Exercise requirements:
Look through the records below and collect all lines that hold the string "type".

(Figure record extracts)
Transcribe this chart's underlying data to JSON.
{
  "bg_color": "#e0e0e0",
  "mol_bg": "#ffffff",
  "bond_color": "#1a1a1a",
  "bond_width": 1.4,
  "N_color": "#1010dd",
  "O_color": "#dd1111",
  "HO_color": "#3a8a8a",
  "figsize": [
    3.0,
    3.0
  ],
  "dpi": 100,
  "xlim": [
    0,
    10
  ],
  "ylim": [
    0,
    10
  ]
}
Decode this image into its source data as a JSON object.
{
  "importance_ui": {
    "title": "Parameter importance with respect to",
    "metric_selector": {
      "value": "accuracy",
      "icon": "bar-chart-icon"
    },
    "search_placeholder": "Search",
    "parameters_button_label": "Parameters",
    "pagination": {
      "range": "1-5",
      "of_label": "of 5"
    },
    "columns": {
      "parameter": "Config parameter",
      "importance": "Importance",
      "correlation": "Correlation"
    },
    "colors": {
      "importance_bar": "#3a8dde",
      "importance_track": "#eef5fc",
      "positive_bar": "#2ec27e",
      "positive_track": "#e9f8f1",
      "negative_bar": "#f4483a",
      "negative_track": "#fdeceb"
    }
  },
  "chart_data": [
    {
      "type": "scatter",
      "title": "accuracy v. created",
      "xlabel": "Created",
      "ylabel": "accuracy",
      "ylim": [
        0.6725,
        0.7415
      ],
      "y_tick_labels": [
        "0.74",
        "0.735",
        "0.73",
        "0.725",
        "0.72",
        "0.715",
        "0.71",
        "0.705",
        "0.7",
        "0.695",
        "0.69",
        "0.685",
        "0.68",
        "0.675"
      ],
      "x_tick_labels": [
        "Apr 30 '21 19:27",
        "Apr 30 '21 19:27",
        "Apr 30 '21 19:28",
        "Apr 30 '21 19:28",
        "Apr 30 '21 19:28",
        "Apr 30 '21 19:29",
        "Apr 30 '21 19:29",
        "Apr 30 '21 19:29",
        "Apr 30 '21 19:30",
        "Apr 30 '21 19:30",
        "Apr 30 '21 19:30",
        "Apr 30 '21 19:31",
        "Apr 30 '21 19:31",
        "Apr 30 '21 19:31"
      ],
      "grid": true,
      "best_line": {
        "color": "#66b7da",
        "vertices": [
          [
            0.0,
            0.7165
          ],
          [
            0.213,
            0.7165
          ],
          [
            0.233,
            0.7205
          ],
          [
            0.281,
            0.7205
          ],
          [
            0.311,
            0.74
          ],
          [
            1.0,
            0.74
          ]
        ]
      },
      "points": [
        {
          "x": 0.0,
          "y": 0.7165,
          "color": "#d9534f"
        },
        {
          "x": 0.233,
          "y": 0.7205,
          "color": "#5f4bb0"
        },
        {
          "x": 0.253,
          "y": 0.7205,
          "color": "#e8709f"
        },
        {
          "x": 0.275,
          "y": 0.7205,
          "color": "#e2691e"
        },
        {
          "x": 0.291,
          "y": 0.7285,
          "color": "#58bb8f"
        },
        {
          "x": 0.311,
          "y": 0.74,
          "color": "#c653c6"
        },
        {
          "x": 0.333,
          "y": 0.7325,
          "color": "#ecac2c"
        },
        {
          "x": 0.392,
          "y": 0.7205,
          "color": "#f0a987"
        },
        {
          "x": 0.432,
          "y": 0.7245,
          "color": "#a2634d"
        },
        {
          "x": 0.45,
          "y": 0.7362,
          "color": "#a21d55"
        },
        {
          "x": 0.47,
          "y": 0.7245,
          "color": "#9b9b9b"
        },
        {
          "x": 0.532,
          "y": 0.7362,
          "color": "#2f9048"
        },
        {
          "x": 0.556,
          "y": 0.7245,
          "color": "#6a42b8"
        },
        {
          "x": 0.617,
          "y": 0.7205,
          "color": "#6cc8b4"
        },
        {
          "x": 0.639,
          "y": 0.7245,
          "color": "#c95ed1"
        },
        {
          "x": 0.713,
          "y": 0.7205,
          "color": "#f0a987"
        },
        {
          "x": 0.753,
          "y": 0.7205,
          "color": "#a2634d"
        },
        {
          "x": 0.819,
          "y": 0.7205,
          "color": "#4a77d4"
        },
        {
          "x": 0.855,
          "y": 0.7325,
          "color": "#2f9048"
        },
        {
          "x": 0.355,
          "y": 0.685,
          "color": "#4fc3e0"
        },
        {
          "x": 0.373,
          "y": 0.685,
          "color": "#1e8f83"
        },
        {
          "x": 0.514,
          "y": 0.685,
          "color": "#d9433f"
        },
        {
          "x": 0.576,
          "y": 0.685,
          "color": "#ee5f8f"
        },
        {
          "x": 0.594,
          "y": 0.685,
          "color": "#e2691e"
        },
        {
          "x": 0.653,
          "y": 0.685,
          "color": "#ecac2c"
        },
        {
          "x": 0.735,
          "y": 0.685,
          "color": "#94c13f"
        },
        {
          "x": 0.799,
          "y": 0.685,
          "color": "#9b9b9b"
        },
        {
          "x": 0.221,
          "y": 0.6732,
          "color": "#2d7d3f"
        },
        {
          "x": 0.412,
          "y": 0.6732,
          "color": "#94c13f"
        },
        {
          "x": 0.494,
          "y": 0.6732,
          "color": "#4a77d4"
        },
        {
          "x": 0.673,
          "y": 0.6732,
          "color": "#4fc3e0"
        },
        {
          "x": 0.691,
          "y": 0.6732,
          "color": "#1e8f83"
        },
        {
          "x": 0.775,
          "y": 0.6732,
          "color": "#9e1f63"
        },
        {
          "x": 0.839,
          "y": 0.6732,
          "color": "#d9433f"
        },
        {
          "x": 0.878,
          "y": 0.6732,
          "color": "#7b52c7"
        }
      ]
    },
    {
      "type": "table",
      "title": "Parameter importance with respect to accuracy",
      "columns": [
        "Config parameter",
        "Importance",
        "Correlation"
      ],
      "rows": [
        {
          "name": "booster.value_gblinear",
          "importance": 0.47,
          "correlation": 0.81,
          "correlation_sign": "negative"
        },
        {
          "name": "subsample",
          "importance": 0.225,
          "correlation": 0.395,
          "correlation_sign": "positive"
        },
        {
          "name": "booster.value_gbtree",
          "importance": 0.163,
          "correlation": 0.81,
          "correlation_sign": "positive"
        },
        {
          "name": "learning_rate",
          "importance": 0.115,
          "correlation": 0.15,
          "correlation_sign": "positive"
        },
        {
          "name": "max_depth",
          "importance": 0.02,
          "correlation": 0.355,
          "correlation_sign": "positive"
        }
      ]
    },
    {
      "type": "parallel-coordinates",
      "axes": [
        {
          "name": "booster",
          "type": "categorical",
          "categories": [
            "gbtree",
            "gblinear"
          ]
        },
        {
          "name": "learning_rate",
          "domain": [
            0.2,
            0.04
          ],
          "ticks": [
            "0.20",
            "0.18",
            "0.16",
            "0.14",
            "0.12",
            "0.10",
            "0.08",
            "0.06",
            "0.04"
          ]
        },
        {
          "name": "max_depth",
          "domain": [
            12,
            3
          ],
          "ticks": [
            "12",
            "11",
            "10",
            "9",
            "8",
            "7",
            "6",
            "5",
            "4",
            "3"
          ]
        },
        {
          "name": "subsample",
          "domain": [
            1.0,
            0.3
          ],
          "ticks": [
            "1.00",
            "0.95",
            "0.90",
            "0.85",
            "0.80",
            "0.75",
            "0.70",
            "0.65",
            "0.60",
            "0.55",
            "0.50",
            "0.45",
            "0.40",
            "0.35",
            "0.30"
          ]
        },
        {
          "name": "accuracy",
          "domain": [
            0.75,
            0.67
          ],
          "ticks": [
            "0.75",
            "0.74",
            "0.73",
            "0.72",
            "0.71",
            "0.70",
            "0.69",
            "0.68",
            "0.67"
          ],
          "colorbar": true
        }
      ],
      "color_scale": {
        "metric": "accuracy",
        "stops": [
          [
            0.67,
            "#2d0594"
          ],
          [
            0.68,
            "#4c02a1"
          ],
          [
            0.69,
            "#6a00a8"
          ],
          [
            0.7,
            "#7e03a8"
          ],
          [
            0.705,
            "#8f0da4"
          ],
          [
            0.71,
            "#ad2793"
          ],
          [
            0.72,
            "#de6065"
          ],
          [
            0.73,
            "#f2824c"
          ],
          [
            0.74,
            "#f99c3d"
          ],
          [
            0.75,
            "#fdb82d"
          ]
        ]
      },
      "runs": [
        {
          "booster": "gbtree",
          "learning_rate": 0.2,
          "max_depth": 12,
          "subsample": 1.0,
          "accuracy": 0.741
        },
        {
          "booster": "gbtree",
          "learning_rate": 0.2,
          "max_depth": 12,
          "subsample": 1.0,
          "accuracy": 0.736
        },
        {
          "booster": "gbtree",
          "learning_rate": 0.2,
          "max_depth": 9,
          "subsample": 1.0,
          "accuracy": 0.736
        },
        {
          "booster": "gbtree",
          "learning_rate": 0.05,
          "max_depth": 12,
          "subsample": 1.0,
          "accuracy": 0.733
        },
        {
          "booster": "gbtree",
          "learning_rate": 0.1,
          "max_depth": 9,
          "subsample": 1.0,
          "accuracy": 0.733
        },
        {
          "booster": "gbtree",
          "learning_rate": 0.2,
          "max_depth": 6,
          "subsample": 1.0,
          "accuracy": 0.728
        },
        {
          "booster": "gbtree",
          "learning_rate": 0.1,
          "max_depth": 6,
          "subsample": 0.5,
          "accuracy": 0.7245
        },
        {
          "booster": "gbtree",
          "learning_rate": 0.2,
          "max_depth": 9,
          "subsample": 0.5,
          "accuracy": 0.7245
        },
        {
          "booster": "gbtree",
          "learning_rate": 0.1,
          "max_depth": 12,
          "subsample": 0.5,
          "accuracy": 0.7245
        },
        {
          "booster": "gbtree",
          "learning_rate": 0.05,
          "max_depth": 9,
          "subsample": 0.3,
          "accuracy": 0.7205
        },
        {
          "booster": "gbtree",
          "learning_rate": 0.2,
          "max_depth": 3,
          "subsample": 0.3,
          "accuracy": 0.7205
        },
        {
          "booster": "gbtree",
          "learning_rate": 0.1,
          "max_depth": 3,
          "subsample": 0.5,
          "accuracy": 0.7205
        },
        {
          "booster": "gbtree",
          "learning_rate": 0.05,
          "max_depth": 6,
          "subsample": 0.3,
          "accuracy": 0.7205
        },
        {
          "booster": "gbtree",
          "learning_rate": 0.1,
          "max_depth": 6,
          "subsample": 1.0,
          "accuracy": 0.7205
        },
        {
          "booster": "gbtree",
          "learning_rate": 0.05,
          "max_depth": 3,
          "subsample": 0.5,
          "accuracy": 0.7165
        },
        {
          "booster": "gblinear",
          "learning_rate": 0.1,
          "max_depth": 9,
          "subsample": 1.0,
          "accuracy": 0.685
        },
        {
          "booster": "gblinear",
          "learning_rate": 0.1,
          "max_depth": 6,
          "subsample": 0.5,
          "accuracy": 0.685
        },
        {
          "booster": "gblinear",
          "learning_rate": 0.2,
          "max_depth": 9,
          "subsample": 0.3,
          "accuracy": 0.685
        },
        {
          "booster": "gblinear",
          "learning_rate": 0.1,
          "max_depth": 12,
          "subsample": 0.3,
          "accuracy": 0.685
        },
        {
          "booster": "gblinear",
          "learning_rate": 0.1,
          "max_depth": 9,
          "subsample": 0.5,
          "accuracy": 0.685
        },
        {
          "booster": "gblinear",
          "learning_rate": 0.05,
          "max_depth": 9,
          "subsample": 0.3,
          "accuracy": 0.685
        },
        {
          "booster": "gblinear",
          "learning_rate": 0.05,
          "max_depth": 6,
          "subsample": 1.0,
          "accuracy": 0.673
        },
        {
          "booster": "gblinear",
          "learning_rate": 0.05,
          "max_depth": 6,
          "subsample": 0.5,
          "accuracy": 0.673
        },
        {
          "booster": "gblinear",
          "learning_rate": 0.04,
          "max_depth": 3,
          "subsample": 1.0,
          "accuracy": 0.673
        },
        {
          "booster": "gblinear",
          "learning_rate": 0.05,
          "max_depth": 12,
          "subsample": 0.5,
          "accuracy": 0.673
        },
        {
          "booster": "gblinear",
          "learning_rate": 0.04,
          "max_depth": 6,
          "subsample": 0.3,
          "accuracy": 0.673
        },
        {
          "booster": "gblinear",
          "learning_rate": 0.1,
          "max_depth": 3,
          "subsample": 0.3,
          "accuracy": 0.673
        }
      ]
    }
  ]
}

Worked solution:
      "type": "scatter",
      "type": "table",
      "type": "parallel-coordinates",
          "type": "categorical",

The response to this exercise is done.